DESCRIPTION OF THE TASK: Retype the whole listing, please, keeping every line exact and dropping the pictures.

DATASET RECORDS:
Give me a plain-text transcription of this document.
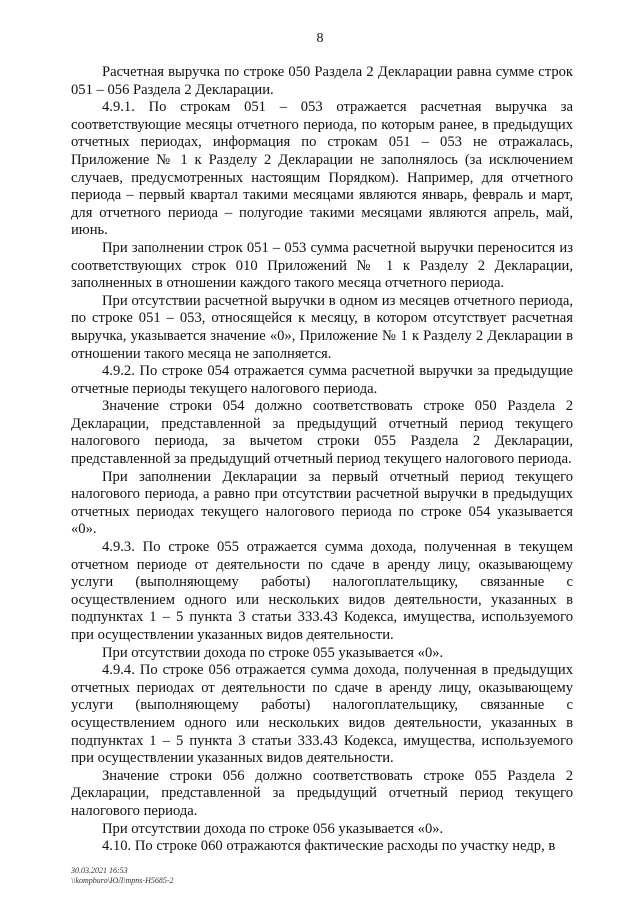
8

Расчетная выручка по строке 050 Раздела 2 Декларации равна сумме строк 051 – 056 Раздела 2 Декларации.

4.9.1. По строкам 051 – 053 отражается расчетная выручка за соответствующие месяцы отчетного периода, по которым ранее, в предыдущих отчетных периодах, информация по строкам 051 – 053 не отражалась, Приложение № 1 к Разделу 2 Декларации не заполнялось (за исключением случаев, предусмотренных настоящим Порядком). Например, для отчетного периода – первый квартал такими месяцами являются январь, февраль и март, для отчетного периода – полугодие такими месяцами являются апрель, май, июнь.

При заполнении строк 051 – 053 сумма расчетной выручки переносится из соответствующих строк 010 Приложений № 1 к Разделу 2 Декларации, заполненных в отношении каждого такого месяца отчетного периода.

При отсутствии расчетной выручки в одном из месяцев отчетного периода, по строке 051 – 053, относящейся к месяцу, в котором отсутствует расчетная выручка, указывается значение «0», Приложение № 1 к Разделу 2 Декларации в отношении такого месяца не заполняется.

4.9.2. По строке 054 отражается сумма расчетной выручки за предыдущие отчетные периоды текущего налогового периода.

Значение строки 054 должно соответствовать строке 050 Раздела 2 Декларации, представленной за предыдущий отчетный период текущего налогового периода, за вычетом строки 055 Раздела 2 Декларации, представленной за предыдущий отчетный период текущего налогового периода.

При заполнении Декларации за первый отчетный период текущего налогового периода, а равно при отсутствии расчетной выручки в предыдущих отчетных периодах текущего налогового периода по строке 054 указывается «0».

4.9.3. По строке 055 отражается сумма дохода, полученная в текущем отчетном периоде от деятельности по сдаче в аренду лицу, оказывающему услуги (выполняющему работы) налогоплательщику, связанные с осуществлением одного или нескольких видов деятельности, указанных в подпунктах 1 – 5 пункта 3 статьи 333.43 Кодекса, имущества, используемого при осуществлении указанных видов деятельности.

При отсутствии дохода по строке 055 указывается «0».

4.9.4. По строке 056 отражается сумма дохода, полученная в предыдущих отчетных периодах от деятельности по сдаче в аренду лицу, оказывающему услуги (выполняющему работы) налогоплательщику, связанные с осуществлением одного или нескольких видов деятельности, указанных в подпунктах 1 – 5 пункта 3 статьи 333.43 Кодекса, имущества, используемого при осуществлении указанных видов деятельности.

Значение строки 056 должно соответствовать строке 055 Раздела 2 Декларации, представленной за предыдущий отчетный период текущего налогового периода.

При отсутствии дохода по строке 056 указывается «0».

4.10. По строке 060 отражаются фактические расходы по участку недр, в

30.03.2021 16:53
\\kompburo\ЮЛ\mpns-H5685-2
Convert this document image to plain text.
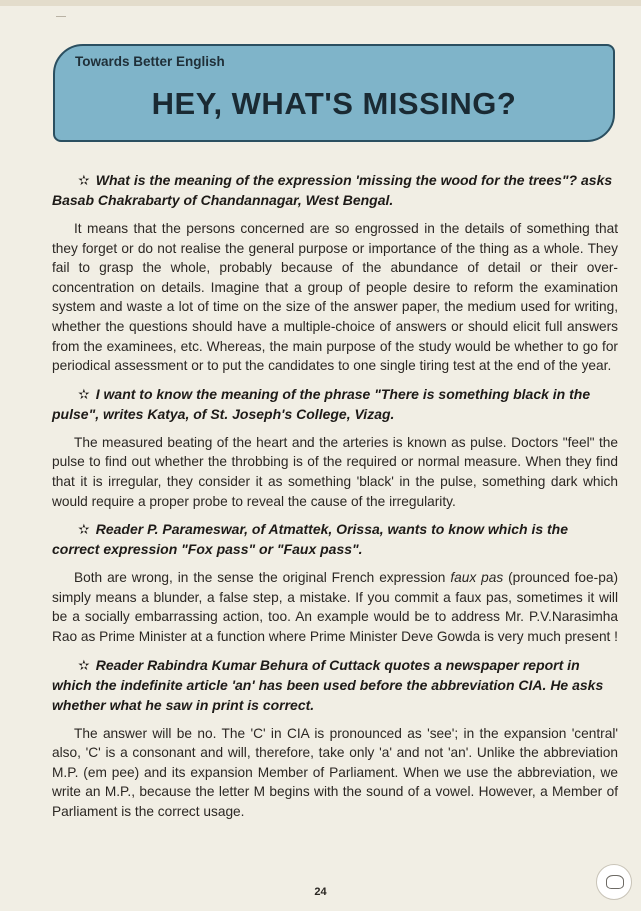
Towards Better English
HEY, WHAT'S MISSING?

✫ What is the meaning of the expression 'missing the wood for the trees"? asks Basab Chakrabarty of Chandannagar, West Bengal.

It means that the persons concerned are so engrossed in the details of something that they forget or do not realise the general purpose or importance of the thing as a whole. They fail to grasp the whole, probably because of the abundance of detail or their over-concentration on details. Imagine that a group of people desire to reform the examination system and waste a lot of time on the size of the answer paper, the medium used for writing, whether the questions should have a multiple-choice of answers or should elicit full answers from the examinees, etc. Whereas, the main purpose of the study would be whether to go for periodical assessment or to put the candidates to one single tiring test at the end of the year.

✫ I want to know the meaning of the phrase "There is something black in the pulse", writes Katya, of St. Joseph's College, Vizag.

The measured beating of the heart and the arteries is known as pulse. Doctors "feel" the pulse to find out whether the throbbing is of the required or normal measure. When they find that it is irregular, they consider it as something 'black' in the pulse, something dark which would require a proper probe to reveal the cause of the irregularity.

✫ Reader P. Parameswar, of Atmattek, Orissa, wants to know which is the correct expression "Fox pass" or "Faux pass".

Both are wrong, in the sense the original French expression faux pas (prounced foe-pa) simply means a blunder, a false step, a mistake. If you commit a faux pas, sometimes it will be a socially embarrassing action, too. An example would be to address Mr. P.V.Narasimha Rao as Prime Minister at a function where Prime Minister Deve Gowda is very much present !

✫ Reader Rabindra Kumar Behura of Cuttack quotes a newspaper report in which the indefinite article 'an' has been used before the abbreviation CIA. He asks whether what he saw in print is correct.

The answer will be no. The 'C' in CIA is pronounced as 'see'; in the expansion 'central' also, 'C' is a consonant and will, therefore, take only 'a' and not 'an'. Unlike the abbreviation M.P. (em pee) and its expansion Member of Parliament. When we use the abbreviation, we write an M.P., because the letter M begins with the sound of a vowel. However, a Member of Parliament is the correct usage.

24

REPLY TO THE TASK:
Give me a plain-text transcription of this document.
8

Расчетная выручка по строке 050 Раздела 2 Декларации равна сумме строк 051 – 056 Раздела 2 Декларации.

4.9.1. По строкам 051 – 053 отражается расчетная выручка за соответствующие месяцы отчетного периода, по которым ранее, в предыдущих отчетных периодах, информация по строкам 051 – 053 не отражалась, Приложение № 1 к Разделу 2 Декларации не заполнялось (за исключением случаев, предусмотренных настоящим Порядком). Например, для отчетного периода – первый квартал такими месяцами являются январь, февраль и март, для отчетного периода – полугодие такими месяцами являются апрель, май, июнь.

При заполнении строк 051 – 053 сумма расчетной выручки переносится из соответствующих строк 010 Приложений № 1 к Разделу 2 Декларации, заполненных в отношении каждого такого месяца отчетного периода.

При отсутствии расчетной выручки в одном из месяцев отчетного периода, по строке 051 – 053, относящейся к месяцу, в котором отсутствует расчетная выручка, указывается значение «0», Приложение № 1 к Разделу 2 Декларации в отношении такого месяца не заполняется.

4.9.2. По строке 054 отражается сумма расчетной выручки за предыдущие отчетные периоды текущего налогового периода.

Значение строки 054 должно соответствовать строке 050 Раздела 2 Декларации, представленной за предыдущий отчетный период текущего налогового периода, за вычетом строки 055 Раздела 2 Декларации, представленной за предыдущий отчетный период текущего налогового периода.

При заполнении Декларации за первый отчетный период текущего налогового периода, а равно при отсутствии расчетной выручки в предыдущих отчетных периодах текущего налогового периода по строке 054 указывается «0».

4.9.3. По строке 055 отражается сумма дохода, полученная в текущем отчетном периоде от деятельности по сдаче в аренду лицу, оказывающему услуги (выполняющему работы) налогоплательщику, связанные с осуществлением одного или нескольких видов деятельности, указанных в подпунктах 1 – 5 пункта 3 статьи 333.43 Кодекса, имущества, используемого при осуществлении указанных видов деятельности.

При отсутствии дохода по строке 055 указывается «0».

4.9.4. По строке 056 отражается сумма дохода, полученная в предыдущих отчетных периодах от деятельности по сдаче в аренду лицу, оказывающему услуги (выполняющему работы) налогоплательщику, связанные с осуществлением одного или нескольких видов деятельности, указанных в подпунктах 1 – 5 пункта 3 статьи 333.43 Кодекса, имущества, используемого при осуществлении указанных видов деятельности.

Значение строки 056 должно соответствовать строке 055 Раздела 2 Декларации, представленной за предыдущий отчетный период текущего налогового периода.

При отсутствии дохода по строке 056 указывается «0».

4.10. По строке 060 отражаются фактические расходы по участку недр, в

30.03.2021 16:53
\\kompburo\ЮЛ\mpns-H5685-2
Convert this document image to plain text.
Towards Better English
HEY, WHAT'S MISSING?

✫ What is the meaning of the expression 'missing the wood for the trees"? asks Basab Chakrabarty of Chandannagar, West Bengal.

It means that the persons concerned are so engrossed in the details of something that they forget or do not realise the general purpose or importance of the thing as a whole. They fail to grasp the whole, probably because of the abundance of detail or their over-concentration on details. Imagine that a group of people desire to reform the examination system and waste a lot of time on the size of the answer paper, the medium used for writing, whether the questions should have a multiple-choice of answers or should elicit full answers from the examinees, etc. Whereas, the main purpose of the study would be whether to go for periodical assessment or to put the candidates to one single tiring test at the end of the year.

✫ I want to know the meaning of the phrase "There is something black in the pulse", writes Katya, of St. Joseph's College, Vizag.

The measured beating of the heart and the arteries is known as pulse. Doctors "feel" the pulse to find out whether the throbbing is of the required or normal measure. When they find that it is irregular, they consider it as something 'black' in the pulse, something dark which would require a proper probe to reveal the cause of the irregularity.

✫ Reader P. Parameswar, of Atmattek, Orissa, wants to know which is the correct expression "Fox pass" or "Faux pass".

Both are wrong, in the sense the original French expression faux pas (prounced foe-pa) simply means a blunder, a false step, a mistake. If you commit a faux pas, sometimes it will be a socially embarrassing action, too. An example would be to address Mr. P.V.Narasimha Rao as Prime Minister at a function where Prime Minister Deve Gowda is very much present !

✫ Reader Rabindra Kumar Behura of Cuttack quotes a newspaper report in which the indefinite article 'an' has been used before the abbreviation CIA. He asks whether what he saw in print is correct.

The answer will be no. The 'C' in CIA is pronounced as 'see'; in the expansion 'central' also, 'C' is a consonant and will, therefore, take only 'a' and not 'an'. Unlike the abbreviation M.P. (em pee) and its expansion Member of Parliament. When we use the abbreviation, we write an M.P., because the letter M begins with the sound of a vowel. However, a Member of Parliament is the correct usage.

24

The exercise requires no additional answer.